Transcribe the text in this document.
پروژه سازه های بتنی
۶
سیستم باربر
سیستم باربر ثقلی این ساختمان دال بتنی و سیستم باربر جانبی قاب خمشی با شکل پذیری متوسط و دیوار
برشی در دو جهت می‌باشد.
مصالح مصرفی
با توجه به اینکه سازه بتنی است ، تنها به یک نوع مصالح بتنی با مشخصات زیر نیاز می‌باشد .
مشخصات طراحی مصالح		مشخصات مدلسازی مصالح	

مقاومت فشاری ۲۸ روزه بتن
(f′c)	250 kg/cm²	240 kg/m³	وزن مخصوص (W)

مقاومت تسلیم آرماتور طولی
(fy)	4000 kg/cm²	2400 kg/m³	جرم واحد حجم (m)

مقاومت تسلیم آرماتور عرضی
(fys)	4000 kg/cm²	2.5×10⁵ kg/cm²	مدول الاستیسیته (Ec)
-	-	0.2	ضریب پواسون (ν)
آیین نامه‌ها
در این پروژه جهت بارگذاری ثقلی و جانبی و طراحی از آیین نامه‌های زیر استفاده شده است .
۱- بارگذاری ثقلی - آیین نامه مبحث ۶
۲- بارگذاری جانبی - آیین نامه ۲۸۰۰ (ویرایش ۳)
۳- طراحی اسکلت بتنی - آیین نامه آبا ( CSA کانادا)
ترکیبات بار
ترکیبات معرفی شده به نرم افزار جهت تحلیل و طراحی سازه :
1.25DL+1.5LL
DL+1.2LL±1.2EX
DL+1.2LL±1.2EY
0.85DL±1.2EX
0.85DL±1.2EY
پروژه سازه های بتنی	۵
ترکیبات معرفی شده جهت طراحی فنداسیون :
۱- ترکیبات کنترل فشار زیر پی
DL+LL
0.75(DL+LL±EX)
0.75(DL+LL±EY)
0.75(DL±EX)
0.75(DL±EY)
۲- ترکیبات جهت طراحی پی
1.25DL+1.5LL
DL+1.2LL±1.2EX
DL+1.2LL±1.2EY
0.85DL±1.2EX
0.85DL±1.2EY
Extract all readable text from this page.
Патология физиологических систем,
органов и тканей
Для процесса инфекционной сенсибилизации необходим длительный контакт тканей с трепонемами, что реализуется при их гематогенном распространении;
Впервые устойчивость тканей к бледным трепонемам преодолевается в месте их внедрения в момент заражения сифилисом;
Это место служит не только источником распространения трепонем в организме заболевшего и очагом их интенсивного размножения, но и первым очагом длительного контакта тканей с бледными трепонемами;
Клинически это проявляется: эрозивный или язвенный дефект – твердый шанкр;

★ ★ ★ ★ ★

* The request *
Retype all of the data shown above, word for word.

* Answer to this exercise *
Transcribe the text in this document.
پروژه سازه های بتنی
۶
سیستم باربر
سیستم باربر ثقلی این ساختمان دال بتنی و سیستم باربر جانبی قاب خمشی با شکل پذیری متوسط و دیوار
برشی در دو جهت می‌باشد.
مصالح مصرفی
با توجه به اینکه سازه بتنی است ، تنها به یک نوع مصالح بتنی با مشخصات زیر نیاز می‌باشد .
مشخصات طراحی مصالح		مشخصات مدلسازی مصالح	

مقاومت فشاری ۲۸ روزه بتن
(f′c)	250 kg/cm²	240 kg/m³	وزن مخصوص (W)

مقاومت تسلیم آرماتور طولی
(fy)	4000 kg/cm²	2400 kg/m³	جرم واحد حجم (m)

مقاومت تسلیم آرماتور عرضی
(fys)	4000 kg/cm²	2.5×10⁵ kg/cm²	مدول الاستیسیته (Ec)
-	-	0.2	ضریب پواسون (ν)
آیین نامه‌ها
در این پروژه جهت بارگذاری ثقلی و جانبی و طراحی از آیین نامه‌های زیر استفاده شده است .
۱- بارگذاری ثقلی - آیین نامه مبحث ۶
۲- بارگذاری جانبی - آیین نامه ۲۸۰۰ (ویرایش ۳)
۳- طراحی اسکلت بتنی - آیین نامه آبا ( CSA کانادا)
ترکیبات بار
ترکیبات معرفی شده به نرم افزار جهت تحلیل و طراحی سازه :
1.25DL+1.5LL
DL+1.2LL±1.2EX
DL+1.2LL±1.2EY
0.85DL±1.2EX
0.85DL±1.2EY
پروژه سازه های بتنی	۵
ترکیبات معرفی شده جهت طراحی فنداسیون :
۱- ترکیبات کنترل فشار زیر پی
DL+LL
0.75(DL+LL±EX)
0.75(DL+LL±EY)
0.75(DL±EX)
0.75(DL±EY)
۲- ترکیبات جهت طراحی پی
1.25DL+1.5LL
DL+1.2LL±1.2EX
DL+1.2LL±1.2EY
0.85DL±1.2EX
0.85DL±1.2EY
Extract all readable text from this page.
Патология физиологических систем,
органов и тканей
Для процесса инфекционной сенсибилизации необходим длительный контакт тканей с трепонемами, что реализуется при их гематогенном распространении;
Впервые устойчивость тканей к бледным трепонемам преодолевается в месте их внедрения в момент заражения сифилисом;
Это место служит не только источником распространения трепонем в организме заболевшего и очагом их интенсивного размножения, но и первым очагом длительного контакта тканей с бледными трепонемами;
Клинически это проявляется: эрозивный или язвенный дефект – твердый шанкр;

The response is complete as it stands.